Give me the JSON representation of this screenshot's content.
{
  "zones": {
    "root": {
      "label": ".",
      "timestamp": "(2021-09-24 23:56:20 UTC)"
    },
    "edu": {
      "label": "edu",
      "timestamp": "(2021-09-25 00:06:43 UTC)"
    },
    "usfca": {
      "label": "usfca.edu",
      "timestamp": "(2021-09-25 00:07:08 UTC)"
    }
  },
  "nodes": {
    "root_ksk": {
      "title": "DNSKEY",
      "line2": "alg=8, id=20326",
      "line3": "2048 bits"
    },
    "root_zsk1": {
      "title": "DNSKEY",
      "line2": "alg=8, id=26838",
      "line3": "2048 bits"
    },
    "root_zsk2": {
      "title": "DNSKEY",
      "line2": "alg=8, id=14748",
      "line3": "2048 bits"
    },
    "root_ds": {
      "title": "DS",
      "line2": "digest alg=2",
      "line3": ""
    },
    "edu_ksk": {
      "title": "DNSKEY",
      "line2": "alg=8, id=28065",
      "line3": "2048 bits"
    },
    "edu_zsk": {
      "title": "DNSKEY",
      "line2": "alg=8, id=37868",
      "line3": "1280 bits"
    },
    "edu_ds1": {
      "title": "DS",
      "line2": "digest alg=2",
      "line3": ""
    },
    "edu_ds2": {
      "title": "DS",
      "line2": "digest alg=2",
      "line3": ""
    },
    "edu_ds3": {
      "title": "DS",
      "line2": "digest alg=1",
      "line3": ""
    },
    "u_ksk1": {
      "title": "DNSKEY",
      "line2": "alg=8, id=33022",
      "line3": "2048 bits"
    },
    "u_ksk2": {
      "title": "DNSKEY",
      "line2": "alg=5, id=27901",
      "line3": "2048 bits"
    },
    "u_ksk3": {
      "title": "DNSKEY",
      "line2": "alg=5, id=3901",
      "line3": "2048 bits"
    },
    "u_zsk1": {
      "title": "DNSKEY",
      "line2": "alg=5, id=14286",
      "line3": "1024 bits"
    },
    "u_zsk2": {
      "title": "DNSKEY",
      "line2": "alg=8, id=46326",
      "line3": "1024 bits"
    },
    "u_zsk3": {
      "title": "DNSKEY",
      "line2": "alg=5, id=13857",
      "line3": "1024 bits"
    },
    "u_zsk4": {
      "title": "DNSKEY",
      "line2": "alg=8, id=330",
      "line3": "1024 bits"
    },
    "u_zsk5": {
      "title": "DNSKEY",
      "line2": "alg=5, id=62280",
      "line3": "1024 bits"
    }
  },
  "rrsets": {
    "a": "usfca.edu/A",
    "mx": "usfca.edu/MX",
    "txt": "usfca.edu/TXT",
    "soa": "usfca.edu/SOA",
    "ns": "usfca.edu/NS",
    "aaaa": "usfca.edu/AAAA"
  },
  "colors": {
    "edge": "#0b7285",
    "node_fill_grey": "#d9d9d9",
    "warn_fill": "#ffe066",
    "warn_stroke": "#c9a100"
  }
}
++++
= WRITTEN INSTRUCTION =
Where a line of the records above holds the word "timestamp", copy that line.

= COMPLETE RESPONSE =
      "timestamp": "(2021-09-24 23:56:20 UTC)"
      "timestamp": "(2021-09-25 00:06:43 UTC)"
      "timestamp": "(2021-09-25 00:07:08 UTC)"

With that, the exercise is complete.